BEGIN EXCERPTED DATA

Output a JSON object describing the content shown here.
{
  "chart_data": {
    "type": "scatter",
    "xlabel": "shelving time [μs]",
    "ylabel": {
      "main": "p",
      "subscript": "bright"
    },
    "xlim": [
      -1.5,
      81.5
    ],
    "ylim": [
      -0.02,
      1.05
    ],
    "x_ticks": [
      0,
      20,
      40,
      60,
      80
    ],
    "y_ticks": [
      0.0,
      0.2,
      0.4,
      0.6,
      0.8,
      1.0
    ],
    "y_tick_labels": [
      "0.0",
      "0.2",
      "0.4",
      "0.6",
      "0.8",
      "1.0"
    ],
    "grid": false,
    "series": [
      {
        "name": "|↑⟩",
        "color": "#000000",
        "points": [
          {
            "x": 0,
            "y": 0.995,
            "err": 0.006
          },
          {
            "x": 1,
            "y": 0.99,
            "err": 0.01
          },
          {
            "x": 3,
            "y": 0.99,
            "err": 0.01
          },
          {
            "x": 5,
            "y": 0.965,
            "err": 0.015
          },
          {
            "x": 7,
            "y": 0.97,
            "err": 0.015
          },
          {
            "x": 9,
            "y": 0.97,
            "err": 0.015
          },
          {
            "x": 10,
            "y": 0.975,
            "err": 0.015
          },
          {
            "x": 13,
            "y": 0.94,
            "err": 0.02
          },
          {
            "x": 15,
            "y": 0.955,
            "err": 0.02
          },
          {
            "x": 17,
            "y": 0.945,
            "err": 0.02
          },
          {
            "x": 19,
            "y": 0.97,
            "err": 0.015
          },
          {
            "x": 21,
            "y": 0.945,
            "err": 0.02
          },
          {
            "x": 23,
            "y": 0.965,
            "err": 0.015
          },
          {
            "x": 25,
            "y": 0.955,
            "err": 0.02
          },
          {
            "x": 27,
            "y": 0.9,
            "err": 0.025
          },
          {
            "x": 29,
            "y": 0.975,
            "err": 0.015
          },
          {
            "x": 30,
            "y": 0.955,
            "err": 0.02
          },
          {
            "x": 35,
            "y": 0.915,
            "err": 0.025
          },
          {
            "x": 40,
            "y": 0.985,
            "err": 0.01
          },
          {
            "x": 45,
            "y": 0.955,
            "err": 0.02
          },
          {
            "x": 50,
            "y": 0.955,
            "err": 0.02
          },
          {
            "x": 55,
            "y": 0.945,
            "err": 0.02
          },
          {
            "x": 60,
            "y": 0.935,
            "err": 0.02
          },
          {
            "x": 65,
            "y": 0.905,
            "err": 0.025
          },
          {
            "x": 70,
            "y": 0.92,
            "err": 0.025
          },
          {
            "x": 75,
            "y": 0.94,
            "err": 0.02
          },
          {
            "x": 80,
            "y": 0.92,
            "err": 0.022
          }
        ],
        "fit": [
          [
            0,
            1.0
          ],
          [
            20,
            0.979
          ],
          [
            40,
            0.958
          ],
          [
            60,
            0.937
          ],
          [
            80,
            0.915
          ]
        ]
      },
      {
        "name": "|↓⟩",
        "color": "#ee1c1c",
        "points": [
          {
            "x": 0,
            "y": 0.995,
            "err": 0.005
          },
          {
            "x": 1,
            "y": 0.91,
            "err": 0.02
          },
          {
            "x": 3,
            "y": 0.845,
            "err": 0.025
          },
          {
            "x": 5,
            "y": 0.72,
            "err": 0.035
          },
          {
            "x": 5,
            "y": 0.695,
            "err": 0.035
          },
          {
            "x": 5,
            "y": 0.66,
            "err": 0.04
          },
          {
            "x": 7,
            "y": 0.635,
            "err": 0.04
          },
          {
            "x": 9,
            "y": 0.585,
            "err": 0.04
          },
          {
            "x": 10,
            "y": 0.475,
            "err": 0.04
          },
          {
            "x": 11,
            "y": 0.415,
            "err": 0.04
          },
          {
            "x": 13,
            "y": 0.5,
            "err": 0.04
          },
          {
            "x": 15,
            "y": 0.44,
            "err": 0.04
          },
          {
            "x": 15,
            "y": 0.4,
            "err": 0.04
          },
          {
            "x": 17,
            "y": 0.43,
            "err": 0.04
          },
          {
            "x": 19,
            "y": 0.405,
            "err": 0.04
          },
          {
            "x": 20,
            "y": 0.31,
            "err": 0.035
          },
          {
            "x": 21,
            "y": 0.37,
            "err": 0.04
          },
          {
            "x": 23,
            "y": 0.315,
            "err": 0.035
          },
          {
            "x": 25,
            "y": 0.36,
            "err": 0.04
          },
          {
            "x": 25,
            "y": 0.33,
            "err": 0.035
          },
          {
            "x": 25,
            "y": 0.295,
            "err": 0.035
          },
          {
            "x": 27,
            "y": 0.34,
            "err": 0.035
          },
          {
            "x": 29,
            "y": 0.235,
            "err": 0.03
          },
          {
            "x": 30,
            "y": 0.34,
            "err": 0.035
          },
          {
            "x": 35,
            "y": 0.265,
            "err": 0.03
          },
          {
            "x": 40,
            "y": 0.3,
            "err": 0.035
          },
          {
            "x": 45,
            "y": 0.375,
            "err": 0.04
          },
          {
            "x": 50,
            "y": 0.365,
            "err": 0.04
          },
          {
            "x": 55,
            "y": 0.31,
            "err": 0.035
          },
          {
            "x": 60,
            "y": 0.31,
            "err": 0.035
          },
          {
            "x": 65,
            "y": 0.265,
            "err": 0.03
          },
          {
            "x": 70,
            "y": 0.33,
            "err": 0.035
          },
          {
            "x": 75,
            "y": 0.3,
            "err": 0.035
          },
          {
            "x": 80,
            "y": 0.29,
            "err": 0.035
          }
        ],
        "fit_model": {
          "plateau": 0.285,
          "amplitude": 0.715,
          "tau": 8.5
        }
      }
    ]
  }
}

END EXCERPTED DATA

▶ [EXERCISE PROMPT]:
Extract the entries above verbatim.

▶ [COMPLETED EXERCISE]:
Output a JSON object describing the content shown here.
{
  "chart_data": {
    "type": "scatter",
    "xlabel": "shelving time [μs]",
    "ylabel": {
      "main": "p",
      "subscript": "bright"
    },
    "xlim": [
      -1.5,
      81.5
    ],
    "ylim": [
      -0.02,
      1.05
    ],
    "x_ticks": [
      0,
      20,
      40,
      60,
      80
    ],
    "y_ticks": [
      0.0,
      0.2,
      0.4,
      0.6,
      0.8,
      1.0
    ],
    "y_tick_labels": [
      "0.0",
      "0.2",
      "0.4",
      "0.6",
      "0.8",
      "1.0"
    ],
    "grid": false,
    "series": [
      {
        "name": "|↑⟩",
        "color": "#000000",
        "points": [
          {
            "x": 0,
            "y": 0.995,
            "err": 0.006
          },
          {
            "x": 1,
            "y": 0.99,
            "err": 0.01
          },
          {
            "x": 3,
            "y": 0.99,
            "err": 0.01
          },
          {
            "x": 5,
            "y": 0.965,
            "err": 0.015
          },
          {
            "x": 7,
            "y": 0.97,
            "err": 0.015
          },
          {
            "x": 9,
            "y": 0.97,
            "err": 0.015
          },
          {
            "x": 10,
            "y": 0.975,
            "err": 0.015
          },
          {
            "x": 13,
            "y": 0.94,
            "err": 0.02
          },
          {
            "x": 15,
            "y": 0.955,
            "err": 0.02
          },
          {
            "x": 17,
            "y": 0.945,
            "err": 0.02
          },
          {
            "x": 19,
            "y": 0.97,
            "err": 0.015
          },
          {
            "x": 21,
            "y": 0.945,
            "err": 0.02
          },
          {
            "x": 23,
            "y": 0.965,
            "err": 0.015
          },
          {
            "x": 25,
            "y": 0.955,
            "err": 0.02
          },
          {
            "x": 27,
            "y": 0.9,
            "err": 0.025
          },
          {
            "x": 29,
            "y": 0.975,
            "err": 0.015
          },
          {
            "x": 30,
            "y": 0.955,
            "err": 0.02
          },
          {
            "x": 35,
            "y": 0.915,
            "err": 0.025
          },
          {
            "x": 40,
            "y": 0.985,
            "err": 0.01
          },
          {
            "x": 45,
            "y": 0.955,
            "err": 0.02
          },
          {
            "x": 50,
            "y": 0.955,
            "err": 0.02
          },
          {
            "x": 55,
            "y": 0.945,
            "err": 0.02
          },
          {
            "x": 60,
            "y": 0.935,
            "err": 0.02
          },
          {
            "x": 65,
            "y": 0.905,
            "err": 0.025
          },
          {
            "x": 70,
            "y": 0.92,
            "err": 0.025
          },
          {
            "x": 75,
            "y": 0.94,
            "err": 0.02
          },
          {
            "x": 80,
            "y": 0.92,
            "err": 0.022
          }
        ],
        "fit": [
          [
            0,
            1.0
          ],
          [
            20,
            0.979
          ],
          [
            40,
            0.958
          ],
          [
            60,
            0.937
          ],
          [
            80,
            0.915
          ]
        ]
      },
      {
        "name": "|↓⟩",
        "color": "#ee1c1c",
        "points": [
          {
            "x": 0,
            "y": 0.995,
            "err": 0.005
          },
          {
            "x": 1,
            "y": 0.91,
            "err": 0.02
          },
          {
            "x": 3,
            "y": 0.845,
            "err": 0.025
          },
          {
            "x": 5,
            "y": 0.72,
            "err": 0.035
          },
          {
            "x": 5,
            "y": 0.695,
            "err": 0.035
          },
          {
            "x": 5,
            "y": 0.66,
            "err": 0.04
          },
          {
            "x": 7,
            "y": 0.635,
            "err": 0.04
          },
          {
            "x": 9,
            "y": 0.585,
            "err": 0.04
          },
          {
            "x": 10,
            "y": 0.475,
            "err": 0.04
          },
          {
            "x": 11,
            "y": 0.415,
            "err": 0.04
          },
          {
            "x": 13,
            "y": 0.5,
            "err": 0.04
          },
          {
            "x": 15,
            "y": 0.44,
            "err": 0.04
          },
          {
            "x": 15,
            "y": 0.4,
            "err": 0.04
          },
          {
            "x": 17,
            "y": 0.43,
            "err": 0.04
          },
          {
            "x": 19,
            "y": 0.405,
            "err": 0.04
          },
          {
            "x": 20,
            "y": 0.31,
            "err": 0.035
          },
          {
            "x": 21,
            "y": 0.37,
            "err": 0.04
          },
          {
            "x": 23,
            "y": 0.315,
            "err": 0.035
          },
          {
            "x": 25,
            "y": 0.36,
            "err": 0.04
          },
          {
            "x": 25,
            "y": 0.33,
            "err": 0.035
          },
          {
            "x": 25,
            "y": 0.295,
            "err": 0.035
          },
          {
            "x": 27,
            "y": 0.34,
            "err": 0.035
          },
          {
            "x": 29,
            "y": 0.235,
            "err": 0.03
          },
          {
            "x": 30,
            "y": 0.34,
            "err": 0.035
          },
          {
            "x": 35,
            "y": 0.265,
            "err": 0.03
          },
          {
            "x": 40,
            "y": 0.3,
            "err": 0.035
          },
          {
            "x": 45,
            "y": 0.375,
            "err": 0.04
          },
          {
            "x": 50,
            "y": 0.365,
            "err": 0.04
          },
          {
            "x": 55,
            "y": 0.31,
            "err": 0.035
          },
          {
            "x": 60,
            "y": 0.31,
            "err": 0.035
          },
          {
            "x": 65,
            "y": 0.265,
            "err": 0.03
          },
          {
            "x": 70,
            "y": 0.33,
            "err": 0.035
          },
          {
            "x": 75,
            "y": 0.3,
            "err": 0.035
          },
          {
            "x": 80,
            "y": 0.29,
            "err": 0.035
          }
        ],
        "fit_model": {
          "plateau": 0.285,
          "amplitude": 0.715,
          "tau": 8.5
        }
      }
    ]
  }
}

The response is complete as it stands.